◆ **Document text**
Cauchy-Riemann (CR) geometry is the study of manifolds equipped with a system of CR-type equations. Compared to the early days when the purpose of CR geometry was to supply tools for the analysis of the existence and regularity of solutions to the $\bar\partial$-Neumann problem, it has rapidly acquired a life of its own and has became an important topic in differential geometry and the study of non-linear partial differential equations. A full understanding of modern CR geometry requires knowledge of various topics such as real/complex differential and symplectic geometry, foliation theory, the geometric theory of PDE's, and microlocal analysis. Nowadays, the subject of CR geometry is very rich in results, and the amount of material required to reach competence is daunting to graduate students who wish to learn it.

However, the present book does not aim at introducing all the topics of current interest in CR geometry. Instead, an attempt is made to be friendly to the novice by moving, in a fairly relaxed way, from the elements of the theory of holomorphic functions in several complex variables to advanced topics such as extendability of CR functions, analytic discs, their infinitesimal deformations, and their lifts to the cotangent space. The choice of topics provides a good balance between a first exposure to CR geometry and subjects representing current research. Even a seasoned mathematician who wants to contribute to the subject of CR analysis and geometry will find the choice of topics attractive.

◆ **Extracted data**

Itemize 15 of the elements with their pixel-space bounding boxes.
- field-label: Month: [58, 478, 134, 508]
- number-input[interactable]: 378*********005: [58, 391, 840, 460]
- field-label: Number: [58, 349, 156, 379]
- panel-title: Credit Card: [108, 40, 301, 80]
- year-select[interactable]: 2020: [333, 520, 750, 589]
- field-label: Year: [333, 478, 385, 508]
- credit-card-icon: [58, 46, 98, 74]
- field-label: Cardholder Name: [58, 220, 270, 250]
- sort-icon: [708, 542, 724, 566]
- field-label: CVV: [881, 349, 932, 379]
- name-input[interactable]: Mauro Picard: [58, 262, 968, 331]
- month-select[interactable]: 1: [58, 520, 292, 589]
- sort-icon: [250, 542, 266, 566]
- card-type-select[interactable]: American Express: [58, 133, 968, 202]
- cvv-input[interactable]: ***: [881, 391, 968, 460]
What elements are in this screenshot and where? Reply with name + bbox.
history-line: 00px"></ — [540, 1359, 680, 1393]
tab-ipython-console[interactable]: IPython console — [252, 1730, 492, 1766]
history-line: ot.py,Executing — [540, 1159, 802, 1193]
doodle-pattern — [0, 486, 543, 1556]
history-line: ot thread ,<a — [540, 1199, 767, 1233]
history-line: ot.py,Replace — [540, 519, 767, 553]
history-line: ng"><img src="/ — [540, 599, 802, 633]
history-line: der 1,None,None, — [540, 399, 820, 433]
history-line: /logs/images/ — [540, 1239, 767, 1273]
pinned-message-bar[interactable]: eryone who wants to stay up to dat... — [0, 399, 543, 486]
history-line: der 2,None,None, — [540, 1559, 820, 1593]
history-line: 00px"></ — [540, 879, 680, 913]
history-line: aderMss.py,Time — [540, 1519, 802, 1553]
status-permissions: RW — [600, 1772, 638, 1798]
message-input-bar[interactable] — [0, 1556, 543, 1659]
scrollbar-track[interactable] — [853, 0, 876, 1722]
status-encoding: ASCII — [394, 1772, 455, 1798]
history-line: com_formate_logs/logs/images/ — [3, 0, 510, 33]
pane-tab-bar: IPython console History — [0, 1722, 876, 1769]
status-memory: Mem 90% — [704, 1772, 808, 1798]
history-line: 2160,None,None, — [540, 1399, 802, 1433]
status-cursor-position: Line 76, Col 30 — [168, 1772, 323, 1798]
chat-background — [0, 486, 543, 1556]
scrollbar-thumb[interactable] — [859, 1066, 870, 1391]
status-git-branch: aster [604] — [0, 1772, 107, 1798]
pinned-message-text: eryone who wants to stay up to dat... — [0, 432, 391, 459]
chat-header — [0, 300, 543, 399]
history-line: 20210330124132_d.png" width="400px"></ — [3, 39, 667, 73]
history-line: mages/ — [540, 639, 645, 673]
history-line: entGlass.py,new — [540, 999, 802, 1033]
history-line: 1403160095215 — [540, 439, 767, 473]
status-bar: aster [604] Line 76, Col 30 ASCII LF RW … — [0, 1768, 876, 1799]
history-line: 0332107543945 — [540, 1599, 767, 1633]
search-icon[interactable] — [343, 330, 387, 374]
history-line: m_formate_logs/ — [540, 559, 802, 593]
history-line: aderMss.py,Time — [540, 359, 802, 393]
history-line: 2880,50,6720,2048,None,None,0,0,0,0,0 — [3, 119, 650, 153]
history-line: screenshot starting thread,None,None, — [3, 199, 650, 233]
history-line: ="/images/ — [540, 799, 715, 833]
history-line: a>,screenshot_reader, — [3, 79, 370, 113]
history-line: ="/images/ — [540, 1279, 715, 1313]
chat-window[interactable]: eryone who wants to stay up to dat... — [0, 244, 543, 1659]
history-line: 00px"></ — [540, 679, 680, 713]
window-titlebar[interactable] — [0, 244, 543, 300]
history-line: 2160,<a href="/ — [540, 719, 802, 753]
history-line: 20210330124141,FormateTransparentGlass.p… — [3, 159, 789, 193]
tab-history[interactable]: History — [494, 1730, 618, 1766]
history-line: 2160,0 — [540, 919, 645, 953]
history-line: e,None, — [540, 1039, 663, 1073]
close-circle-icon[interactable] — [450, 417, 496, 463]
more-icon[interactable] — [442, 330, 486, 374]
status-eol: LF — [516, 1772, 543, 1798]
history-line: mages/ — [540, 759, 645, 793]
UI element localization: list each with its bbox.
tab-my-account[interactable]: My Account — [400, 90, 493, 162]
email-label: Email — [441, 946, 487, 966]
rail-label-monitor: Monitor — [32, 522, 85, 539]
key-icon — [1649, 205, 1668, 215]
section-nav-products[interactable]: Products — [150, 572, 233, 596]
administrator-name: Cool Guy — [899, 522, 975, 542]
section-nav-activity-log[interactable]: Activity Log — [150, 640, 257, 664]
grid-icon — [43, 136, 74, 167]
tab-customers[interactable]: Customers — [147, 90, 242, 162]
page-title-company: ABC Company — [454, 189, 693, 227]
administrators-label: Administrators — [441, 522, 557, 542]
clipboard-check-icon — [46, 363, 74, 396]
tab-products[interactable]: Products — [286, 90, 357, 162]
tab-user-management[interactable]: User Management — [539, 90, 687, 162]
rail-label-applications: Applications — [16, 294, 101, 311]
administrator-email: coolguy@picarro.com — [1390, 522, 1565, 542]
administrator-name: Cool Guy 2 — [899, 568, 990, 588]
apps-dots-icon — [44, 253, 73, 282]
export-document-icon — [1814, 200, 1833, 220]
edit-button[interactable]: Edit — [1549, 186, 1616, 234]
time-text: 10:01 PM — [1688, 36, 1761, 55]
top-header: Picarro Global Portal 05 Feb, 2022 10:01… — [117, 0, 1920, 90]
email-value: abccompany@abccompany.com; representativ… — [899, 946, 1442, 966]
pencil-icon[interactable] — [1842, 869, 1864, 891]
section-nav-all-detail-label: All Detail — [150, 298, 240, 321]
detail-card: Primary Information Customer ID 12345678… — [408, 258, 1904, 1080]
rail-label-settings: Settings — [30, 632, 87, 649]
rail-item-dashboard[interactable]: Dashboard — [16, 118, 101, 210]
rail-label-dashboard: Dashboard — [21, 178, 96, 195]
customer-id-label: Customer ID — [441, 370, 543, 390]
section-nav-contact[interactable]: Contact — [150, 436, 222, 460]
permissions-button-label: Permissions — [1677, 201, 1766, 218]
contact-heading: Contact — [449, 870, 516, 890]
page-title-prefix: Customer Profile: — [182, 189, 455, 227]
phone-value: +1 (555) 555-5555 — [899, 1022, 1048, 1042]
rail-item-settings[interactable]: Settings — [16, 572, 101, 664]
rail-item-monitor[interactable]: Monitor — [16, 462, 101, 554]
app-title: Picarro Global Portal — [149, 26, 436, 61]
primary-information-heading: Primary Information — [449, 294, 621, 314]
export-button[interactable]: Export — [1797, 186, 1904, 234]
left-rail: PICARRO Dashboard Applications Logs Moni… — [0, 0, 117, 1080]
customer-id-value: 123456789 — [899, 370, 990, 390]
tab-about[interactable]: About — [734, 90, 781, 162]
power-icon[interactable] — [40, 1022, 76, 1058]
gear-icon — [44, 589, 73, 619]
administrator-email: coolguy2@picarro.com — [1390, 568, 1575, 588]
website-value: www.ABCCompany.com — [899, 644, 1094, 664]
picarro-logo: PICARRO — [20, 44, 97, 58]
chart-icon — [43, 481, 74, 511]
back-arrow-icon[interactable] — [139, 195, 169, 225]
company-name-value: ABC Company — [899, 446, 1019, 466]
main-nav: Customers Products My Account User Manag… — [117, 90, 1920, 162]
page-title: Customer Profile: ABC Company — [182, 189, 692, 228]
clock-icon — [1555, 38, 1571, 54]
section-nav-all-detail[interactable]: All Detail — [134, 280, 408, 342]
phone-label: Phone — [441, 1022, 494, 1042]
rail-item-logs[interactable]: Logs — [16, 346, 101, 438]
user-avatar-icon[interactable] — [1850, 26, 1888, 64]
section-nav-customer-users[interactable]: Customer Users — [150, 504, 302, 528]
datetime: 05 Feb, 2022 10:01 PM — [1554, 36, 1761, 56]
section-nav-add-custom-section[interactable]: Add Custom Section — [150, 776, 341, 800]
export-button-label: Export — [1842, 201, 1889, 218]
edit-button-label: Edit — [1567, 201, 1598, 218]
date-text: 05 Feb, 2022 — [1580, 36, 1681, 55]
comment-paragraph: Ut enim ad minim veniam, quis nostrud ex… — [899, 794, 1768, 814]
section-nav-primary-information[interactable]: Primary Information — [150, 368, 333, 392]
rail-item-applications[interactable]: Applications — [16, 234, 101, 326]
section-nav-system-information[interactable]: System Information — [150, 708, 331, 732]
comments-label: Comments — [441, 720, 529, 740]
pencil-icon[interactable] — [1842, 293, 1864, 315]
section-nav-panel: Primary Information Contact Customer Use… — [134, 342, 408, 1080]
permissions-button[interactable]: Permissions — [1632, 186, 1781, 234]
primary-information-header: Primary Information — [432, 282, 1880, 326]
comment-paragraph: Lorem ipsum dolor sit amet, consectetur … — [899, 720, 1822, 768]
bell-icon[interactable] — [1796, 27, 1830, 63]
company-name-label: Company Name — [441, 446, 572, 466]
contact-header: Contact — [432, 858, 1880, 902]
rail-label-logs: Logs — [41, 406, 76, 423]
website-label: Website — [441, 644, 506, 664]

◆ **To be done**
1. Please condense the paragraph beginning "However, the present book" in the CR geometry text into a short bulleted list of its main points.
2. Extend the CR geometry text with a further paragraph that picks up after its final sentence.

◆ **Results**
1.
- The book does not try to cover every topic of current interest in CR geometry.
- It aims to be friendly to novices. At a relaxed pace, it moves from the basics of holomorphic functions in several complex variables to advanced topics: extendability of CR functions, analytic discs, their infinitesimal deformations, and their lifts to the cotangent space.
- The selection balances a first exposure to CR geometry with subjects from current research.
- Seasoned mathematicians who want to contribute to CR analysis and geometry will also find the topics attractive.

2.
Readership

Graduate students and research mathematicians interested in complex analysis and differential geometry.

Reviews & Endorsements

One nice feature of the book is the “Suggested research” sections in which the author discusses open problems related to the material of the chapter. It also has guided exercises, in which the reader is encouraged to provide proofs for certain technical aspects following a given recipe or a hint.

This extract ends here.